-- Begin DATASET CONTENT --

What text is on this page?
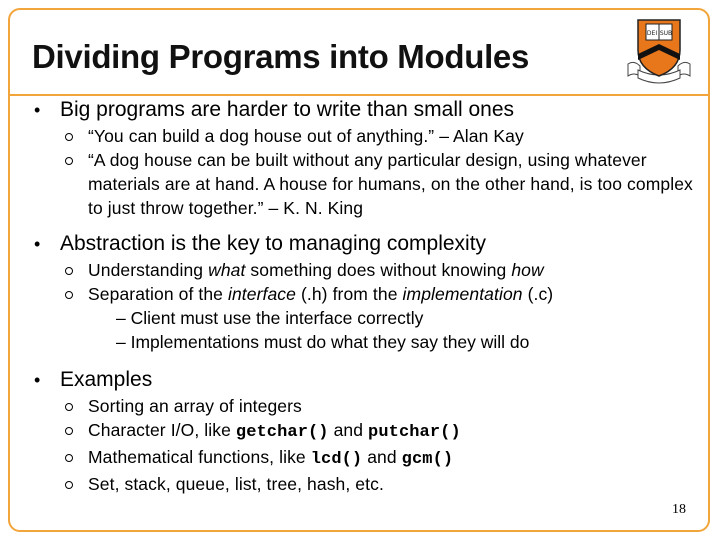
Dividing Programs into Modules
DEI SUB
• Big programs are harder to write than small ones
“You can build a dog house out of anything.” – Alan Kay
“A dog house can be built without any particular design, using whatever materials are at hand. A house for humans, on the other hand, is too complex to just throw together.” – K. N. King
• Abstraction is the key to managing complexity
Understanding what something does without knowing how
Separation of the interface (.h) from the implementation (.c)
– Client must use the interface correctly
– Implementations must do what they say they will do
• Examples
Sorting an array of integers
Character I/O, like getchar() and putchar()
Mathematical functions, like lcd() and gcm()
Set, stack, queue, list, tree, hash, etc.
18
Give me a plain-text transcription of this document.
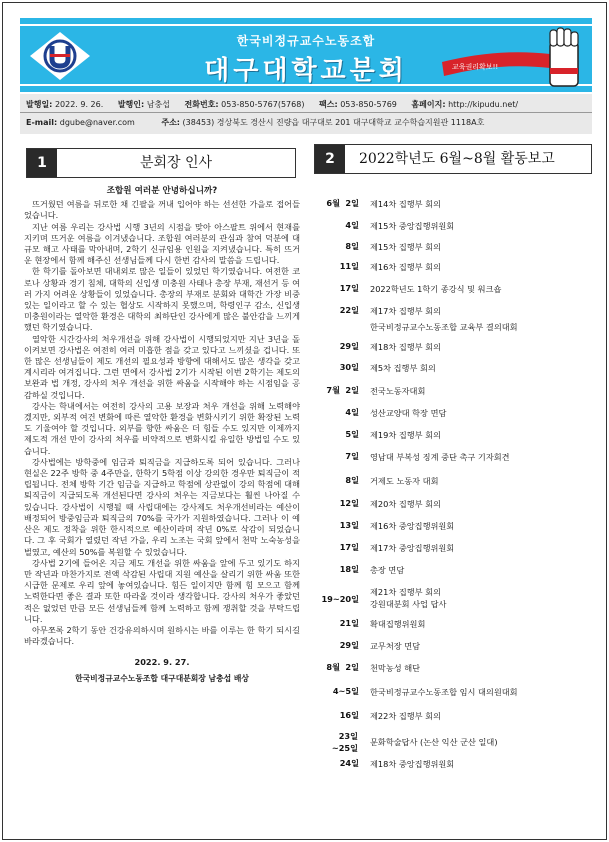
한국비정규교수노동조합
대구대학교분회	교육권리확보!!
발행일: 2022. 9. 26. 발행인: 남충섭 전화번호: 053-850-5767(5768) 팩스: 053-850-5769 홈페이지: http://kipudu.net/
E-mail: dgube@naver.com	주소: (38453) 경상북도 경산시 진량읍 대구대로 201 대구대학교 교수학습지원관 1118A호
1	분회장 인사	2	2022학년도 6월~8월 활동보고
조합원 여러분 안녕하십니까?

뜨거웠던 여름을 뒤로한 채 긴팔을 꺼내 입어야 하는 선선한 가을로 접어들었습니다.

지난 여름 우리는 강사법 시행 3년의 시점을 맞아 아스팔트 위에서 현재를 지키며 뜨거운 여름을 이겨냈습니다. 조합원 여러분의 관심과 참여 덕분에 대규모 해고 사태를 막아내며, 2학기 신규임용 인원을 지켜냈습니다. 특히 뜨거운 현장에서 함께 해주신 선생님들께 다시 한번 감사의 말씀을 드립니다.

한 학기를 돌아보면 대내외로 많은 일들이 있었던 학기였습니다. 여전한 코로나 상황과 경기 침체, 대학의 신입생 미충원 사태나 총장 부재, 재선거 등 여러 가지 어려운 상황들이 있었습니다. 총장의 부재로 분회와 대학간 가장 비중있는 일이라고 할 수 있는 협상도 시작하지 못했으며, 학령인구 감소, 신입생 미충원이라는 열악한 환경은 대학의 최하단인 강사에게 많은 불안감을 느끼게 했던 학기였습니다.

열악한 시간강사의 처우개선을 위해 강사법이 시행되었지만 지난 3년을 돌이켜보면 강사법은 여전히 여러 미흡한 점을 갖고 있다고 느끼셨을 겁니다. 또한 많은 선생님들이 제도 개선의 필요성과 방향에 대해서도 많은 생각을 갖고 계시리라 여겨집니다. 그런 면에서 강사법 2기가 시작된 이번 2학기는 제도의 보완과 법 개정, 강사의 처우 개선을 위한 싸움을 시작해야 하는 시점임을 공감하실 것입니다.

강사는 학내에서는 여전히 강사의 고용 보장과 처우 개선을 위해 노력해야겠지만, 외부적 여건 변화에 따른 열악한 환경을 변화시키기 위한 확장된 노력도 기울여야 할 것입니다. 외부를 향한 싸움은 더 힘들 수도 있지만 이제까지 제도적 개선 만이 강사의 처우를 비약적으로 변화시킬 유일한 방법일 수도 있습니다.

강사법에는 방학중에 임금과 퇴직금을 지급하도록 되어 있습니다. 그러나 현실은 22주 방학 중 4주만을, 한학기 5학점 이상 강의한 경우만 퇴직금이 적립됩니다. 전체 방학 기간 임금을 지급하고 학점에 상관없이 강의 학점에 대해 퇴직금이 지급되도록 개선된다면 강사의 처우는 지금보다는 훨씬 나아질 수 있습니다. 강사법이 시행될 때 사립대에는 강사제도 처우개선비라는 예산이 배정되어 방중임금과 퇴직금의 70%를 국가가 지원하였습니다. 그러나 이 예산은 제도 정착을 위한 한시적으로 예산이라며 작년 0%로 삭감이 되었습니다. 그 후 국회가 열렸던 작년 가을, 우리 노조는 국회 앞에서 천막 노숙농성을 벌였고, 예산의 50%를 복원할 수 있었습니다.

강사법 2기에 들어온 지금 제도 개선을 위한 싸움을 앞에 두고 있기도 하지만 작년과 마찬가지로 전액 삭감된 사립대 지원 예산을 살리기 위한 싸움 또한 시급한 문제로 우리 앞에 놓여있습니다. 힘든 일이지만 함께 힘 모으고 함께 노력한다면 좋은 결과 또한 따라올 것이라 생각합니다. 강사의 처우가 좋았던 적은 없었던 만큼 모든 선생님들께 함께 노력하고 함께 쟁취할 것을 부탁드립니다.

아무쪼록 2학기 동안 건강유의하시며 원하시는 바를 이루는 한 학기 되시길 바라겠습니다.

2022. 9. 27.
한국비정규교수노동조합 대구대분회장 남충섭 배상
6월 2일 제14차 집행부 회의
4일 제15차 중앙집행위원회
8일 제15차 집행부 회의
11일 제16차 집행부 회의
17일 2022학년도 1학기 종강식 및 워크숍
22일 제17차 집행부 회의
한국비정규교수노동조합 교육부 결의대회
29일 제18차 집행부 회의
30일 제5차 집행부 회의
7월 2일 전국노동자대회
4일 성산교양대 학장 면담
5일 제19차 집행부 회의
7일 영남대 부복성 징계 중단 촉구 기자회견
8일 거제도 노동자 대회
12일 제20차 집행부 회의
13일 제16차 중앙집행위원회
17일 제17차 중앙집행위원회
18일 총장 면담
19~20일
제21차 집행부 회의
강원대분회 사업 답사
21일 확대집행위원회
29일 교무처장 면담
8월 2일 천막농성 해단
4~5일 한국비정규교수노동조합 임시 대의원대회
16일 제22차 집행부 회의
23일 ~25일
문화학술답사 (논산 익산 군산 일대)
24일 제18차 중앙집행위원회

-- End DATASET CONTENT --

WORK TO COMPLETE - Extract each line from the entries above that contains the string "this".

EXPECTED ANSWER -
What text is on this page?
Give me a plain-text transcription of this document.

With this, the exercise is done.